(Data tied to figure images)
---

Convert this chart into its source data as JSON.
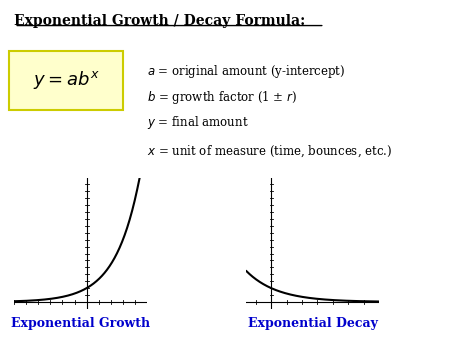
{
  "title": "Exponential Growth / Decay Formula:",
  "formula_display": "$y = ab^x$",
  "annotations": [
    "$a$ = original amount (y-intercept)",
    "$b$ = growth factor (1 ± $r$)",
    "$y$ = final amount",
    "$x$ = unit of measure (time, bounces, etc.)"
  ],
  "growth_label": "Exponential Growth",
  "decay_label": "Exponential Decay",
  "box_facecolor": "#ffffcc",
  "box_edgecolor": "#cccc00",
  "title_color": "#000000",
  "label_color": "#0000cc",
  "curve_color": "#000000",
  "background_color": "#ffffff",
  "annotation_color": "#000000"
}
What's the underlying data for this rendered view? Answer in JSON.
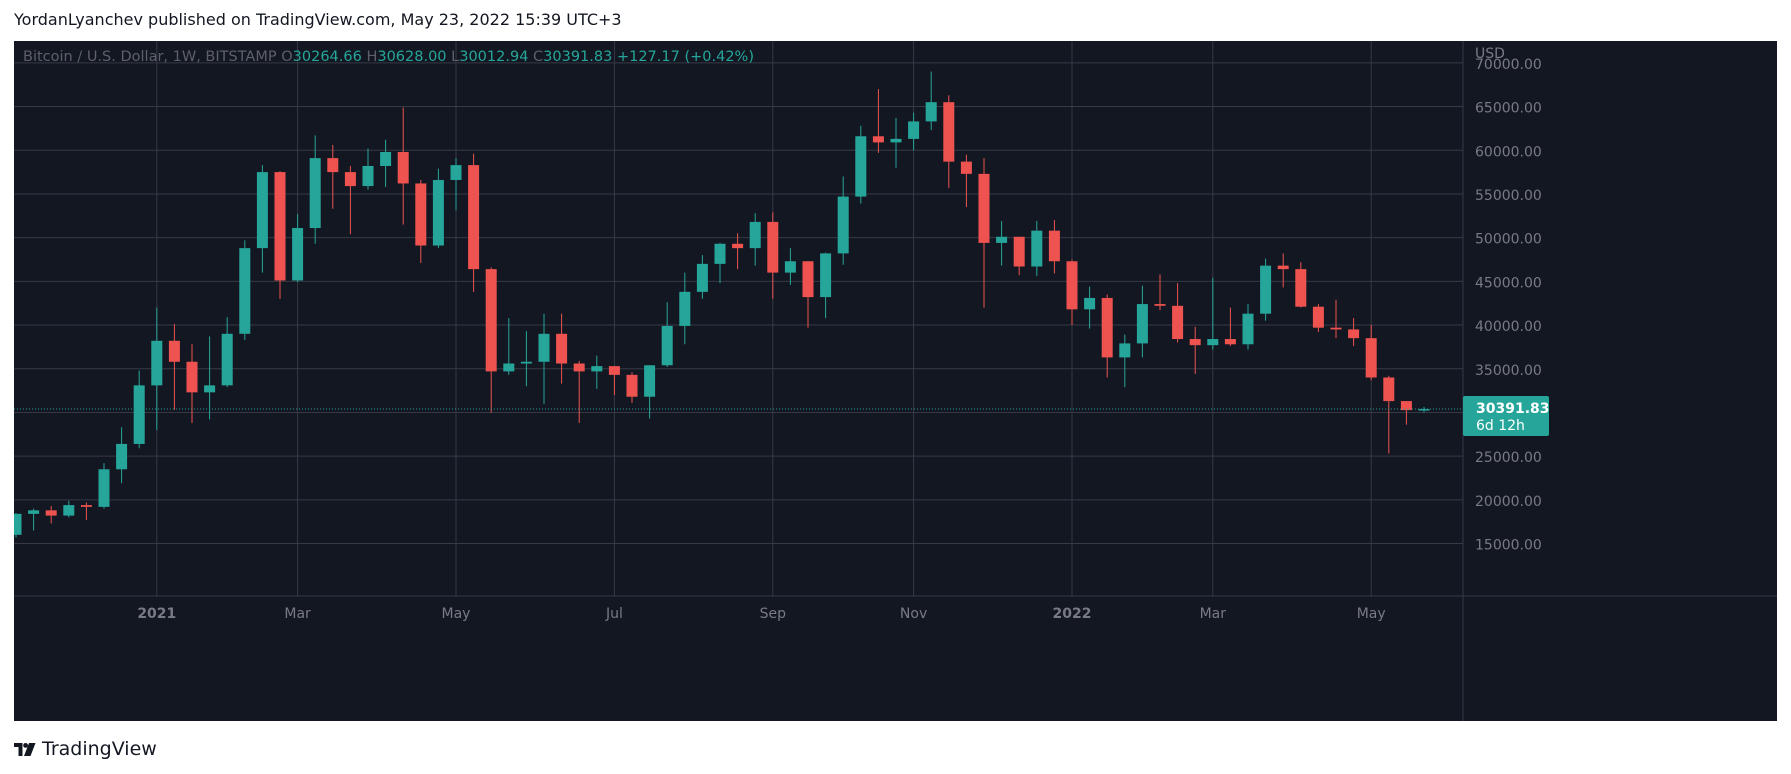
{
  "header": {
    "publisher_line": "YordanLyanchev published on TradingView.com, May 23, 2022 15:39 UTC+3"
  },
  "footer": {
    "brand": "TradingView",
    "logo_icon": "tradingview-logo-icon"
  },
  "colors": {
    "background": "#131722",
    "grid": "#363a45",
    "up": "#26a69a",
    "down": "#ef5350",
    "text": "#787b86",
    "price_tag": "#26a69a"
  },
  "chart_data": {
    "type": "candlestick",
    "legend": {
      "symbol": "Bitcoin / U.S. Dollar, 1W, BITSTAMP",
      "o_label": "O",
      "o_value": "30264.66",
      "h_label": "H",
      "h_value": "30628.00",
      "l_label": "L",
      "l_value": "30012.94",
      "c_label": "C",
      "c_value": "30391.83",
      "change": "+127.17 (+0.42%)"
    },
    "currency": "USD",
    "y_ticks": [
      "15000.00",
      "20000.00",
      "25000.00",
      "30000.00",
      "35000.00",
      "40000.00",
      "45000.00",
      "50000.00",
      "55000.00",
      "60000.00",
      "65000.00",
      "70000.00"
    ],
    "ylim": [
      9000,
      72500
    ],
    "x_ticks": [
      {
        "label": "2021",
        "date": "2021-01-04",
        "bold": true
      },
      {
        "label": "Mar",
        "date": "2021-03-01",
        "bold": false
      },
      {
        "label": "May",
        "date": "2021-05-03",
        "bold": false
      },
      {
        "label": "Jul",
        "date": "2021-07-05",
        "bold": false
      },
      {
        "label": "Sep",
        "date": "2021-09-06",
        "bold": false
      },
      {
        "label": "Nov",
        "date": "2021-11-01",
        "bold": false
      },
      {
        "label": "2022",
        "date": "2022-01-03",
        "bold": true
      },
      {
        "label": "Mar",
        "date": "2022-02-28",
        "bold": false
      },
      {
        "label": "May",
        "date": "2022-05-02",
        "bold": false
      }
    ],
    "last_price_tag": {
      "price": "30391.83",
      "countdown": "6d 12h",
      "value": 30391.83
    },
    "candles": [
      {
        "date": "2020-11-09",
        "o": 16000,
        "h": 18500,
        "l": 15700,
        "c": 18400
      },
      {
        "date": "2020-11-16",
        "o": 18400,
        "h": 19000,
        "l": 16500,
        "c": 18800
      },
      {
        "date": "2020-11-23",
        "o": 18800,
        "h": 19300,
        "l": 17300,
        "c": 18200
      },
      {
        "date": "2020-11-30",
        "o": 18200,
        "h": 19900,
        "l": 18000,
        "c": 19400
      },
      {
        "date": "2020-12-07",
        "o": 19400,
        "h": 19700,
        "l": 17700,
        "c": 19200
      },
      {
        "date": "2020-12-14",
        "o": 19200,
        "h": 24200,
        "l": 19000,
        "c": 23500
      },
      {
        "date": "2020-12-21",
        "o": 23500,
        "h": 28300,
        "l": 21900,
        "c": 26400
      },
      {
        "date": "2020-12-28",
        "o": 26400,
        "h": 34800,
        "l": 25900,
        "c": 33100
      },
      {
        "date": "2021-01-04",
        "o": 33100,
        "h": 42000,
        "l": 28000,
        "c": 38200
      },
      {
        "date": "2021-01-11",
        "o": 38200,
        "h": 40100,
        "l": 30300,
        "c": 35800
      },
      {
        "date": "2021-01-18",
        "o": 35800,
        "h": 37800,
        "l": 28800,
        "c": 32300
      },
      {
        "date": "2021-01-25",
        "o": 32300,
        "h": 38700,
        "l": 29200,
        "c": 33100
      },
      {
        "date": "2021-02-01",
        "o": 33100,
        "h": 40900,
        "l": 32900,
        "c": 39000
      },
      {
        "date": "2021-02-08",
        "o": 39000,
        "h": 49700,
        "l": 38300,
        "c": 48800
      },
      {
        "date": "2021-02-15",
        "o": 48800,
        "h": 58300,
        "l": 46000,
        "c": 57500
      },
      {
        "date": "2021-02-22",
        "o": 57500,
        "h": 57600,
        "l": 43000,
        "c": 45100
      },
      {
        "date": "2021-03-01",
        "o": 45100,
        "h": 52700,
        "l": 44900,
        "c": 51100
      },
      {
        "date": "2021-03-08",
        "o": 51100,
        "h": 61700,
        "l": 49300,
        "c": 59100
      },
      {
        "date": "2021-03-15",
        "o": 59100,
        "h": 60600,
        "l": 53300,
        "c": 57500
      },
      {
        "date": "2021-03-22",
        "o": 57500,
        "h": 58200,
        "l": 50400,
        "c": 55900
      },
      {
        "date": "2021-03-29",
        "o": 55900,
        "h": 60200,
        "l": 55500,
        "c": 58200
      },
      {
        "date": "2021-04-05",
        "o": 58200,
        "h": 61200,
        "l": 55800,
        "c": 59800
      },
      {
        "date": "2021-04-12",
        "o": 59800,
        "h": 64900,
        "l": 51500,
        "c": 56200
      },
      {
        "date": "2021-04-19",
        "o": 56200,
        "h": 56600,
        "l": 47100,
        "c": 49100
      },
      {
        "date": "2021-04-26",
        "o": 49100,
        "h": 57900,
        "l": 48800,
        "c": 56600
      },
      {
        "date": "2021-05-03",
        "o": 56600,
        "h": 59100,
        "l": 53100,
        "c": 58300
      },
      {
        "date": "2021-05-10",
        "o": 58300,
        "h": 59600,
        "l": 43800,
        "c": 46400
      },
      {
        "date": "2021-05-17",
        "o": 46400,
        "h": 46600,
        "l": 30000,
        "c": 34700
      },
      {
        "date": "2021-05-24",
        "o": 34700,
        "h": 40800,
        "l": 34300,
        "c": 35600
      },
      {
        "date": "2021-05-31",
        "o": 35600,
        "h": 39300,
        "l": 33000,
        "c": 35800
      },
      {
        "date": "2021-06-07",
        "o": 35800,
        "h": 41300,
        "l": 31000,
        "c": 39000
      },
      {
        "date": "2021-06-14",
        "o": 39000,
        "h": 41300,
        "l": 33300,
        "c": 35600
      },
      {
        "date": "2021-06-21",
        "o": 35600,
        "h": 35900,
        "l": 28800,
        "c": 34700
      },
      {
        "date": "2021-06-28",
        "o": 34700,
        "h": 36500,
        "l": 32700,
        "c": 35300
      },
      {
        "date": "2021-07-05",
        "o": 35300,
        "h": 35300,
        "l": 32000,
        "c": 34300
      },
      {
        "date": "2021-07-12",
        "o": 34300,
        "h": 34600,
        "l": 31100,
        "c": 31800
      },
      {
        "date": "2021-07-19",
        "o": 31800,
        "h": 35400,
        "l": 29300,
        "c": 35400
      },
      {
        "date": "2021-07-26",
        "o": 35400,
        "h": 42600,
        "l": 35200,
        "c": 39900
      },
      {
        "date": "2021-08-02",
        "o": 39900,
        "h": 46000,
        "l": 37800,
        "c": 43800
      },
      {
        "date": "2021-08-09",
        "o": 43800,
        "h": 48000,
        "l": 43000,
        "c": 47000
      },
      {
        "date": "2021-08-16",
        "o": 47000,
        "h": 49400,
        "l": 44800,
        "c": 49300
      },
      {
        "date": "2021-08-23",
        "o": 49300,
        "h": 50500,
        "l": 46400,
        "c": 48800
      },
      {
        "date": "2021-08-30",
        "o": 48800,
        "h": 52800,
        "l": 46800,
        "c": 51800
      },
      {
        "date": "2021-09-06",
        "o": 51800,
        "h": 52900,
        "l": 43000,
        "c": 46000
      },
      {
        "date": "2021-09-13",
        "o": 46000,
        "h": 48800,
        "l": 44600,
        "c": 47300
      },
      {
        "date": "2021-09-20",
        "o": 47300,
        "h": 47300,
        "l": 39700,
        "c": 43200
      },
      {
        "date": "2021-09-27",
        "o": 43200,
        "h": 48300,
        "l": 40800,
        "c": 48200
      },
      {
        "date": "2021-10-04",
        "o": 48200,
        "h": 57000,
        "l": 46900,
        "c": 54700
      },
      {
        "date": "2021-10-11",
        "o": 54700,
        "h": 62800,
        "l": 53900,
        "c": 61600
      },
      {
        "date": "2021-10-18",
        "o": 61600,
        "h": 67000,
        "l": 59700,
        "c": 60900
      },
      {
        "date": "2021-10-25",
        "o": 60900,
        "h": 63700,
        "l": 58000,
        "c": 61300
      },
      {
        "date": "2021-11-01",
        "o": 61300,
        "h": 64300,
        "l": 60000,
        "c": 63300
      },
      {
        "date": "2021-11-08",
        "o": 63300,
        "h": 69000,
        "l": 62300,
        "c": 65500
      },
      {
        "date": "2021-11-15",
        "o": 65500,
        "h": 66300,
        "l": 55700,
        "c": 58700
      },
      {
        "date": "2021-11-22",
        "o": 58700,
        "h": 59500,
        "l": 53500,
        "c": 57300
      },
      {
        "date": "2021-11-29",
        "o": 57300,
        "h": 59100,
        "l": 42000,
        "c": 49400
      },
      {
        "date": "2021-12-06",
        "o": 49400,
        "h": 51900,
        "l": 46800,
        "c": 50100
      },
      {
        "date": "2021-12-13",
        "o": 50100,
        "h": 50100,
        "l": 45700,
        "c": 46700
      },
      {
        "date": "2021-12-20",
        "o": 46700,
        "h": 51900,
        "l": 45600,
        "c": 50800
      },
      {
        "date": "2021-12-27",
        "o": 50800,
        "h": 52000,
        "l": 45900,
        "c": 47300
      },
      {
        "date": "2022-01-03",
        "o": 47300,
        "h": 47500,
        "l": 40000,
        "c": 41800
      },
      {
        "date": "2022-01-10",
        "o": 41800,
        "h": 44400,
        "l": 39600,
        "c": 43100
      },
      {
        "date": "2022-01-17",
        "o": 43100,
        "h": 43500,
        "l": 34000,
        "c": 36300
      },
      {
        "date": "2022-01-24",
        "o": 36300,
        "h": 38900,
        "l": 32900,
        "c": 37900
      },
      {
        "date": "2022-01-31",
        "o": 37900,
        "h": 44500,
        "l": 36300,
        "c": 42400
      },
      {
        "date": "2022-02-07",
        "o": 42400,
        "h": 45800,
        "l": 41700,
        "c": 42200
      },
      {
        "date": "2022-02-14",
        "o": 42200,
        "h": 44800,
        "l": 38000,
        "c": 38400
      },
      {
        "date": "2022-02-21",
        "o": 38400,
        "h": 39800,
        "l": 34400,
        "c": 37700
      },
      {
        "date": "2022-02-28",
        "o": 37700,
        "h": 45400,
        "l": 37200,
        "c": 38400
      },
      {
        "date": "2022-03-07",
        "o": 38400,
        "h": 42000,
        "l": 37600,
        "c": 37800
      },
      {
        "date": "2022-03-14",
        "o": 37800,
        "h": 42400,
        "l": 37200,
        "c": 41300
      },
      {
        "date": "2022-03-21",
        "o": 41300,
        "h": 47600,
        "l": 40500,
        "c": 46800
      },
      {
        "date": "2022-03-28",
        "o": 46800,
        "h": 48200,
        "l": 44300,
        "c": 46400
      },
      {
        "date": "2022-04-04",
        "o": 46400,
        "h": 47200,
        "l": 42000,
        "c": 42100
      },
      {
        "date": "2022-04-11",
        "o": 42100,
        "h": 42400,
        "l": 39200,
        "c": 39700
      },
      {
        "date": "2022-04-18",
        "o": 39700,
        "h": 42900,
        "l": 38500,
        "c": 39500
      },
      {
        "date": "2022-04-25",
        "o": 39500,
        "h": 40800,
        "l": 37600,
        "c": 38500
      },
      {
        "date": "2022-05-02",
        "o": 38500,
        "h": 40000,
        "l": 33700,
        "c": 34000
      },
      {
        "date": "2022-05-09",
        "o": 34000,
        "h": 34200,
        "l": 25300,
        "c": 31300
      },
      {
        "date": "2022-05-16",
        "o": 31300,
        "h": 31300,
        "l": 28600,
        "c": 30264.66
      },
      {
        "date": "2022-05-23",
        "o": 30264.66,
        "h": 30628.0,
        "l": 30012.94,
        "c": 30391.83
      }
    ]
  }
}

---

**WHAT THIS TASK INVOLVES**
Return each full line of the entries that contains the word "amount".

**RESULT**
    "$a$ = original amount (y-intercept)",
    "$y$ = final amount",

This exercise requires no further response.